● **What to produce**
Please return the material verbatim, starting with its first line and going on through the line with "chart-tab[interactable]: USDJPY,H4: [481, 701, 573, 720]", both ends included.

● **Layout annotation data**
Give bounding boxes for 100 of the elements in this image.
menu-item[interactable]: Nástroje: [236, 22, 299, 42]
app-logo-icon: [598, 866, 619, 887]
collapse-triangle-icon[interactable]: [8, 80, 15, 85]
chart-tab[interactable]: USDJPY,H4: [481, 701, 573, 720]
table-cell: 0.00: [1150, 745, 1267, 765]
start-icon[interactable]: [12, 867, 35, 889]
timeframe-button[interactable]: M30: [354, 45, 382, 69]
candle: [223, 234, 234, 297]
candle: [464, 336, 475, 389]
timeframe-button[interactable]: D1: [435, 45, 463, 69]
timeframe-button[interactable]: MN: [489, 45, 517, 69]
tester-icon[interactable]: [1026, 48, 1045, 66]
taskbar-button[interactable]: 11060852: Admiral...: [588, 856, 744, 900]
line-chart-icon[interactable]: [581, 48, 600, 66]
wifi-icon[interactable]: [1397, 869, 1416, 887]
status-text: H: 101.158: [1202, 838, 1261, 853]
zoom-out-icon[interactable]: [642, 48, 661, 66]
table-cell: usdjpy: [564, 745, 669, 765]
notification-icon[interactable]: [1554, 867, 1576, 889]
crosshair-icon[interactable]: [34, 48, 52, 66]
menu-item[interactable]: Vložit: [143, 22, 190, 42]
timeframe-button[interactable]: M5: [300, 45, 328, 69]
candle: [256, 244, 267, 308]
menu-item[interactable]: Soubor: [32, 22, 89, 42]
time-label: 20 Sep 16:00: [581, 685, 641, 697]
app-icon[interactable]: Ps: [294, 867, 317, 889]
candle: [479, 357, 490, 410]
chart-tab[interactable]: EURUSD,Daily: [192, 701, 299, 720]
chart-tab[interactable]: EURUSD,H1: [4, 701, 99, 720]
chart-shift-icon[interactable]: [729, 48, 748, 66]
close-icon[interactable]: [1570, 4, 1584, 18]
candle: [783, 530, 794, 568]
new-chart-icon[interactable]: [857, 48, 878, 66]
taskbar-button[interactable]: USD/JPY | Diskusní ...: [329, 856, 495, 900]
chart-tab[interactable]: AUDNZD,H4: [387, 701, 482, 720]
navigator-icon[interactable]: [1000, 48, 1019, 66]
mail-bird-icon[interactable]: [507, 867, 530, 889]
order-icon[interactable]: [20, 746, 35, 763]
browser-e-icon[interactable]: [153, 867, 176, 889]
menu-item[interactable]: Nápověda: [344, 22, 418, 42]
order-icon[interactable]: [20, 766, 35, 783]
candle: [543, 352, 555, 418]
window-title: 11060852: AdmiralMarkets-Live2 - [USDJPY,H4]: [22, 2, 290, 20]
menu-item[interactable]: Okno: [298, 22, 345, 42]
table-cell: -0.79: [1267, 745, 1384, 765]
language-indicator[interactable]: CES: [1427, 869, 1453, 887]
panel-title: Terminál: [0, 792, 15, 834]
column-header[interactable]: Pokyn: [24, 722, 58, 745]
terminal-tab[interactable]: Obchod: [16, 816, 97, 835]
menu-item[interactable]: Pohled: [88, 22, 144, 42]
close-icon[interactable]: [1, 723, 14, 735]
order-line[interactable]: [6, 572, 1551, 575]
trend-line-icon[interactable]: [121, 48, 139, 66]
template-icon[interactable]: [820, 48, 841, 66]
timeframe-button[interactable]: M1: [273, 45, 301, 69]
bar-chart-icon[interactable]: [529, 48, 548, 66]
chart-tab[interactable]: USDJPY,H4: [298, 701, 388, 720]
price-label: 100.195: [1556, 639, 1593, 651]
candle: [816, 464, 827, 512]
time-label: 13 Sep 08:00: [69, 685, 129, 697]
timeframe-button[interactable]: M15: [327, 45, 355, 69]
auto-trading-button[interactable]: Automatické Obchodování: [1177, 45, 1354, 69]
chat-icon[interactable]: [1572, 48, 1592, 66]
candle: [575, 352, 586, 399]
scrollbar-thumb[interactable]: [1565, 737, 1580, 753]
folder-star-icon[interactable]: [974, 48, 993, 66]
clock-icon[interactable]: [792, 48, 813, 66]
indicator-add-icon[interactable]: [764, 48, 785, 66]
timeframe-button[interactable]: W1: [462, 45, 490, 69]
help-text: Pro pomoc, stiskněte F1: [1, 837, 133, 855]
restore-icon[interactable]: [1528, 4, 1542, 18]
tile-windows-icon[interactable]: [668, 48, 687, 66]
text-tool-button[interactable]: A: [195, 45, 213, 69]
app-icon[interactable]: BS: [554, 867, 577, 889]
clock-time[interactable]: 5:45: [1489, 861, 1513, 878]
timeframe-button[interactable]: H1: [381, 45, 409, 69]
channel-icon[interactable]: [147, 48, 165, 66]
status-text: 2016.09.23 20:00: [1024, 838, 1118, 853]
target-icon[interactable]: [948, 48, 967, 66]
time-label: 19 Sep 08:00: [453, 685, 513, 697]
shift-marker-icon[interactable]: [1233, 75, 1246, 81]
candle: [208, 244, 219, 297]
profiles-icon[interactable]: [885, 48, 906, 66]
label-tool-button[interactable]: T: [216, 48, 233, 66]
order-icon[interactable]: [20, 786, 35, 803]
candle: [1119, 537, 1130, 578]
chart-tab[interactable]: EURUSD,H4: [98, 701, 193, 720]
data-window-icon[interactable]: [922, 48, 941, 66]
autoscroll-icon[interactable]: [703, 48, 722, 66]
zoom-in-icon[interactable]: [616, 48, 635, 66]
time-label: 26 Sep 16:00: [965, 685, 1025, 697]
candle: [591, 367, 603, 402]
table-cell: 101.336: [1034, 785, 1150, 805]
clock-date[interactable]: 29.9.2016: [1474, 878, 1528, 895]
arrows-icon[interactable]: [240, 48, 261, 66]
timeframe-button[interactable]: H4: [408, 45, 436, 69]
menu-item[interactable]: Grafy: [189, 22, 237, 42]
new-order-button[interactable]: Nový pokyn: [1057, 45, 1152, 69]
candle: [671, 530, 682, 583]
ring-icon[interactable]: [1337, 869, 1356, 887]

● **Full response**
Give bounding boxes for 100 of the elements in this image.
menu-item[interactable]: Nástroje: [236, 22, 299, 42]
app-logo-icon: [598, 866, 619, 887]
collapse-triangle-icon[interactable]: [8, 80, 15, 85]
chart-tab[interactable]: USDJPY,H4: [481, 701, 573, 720]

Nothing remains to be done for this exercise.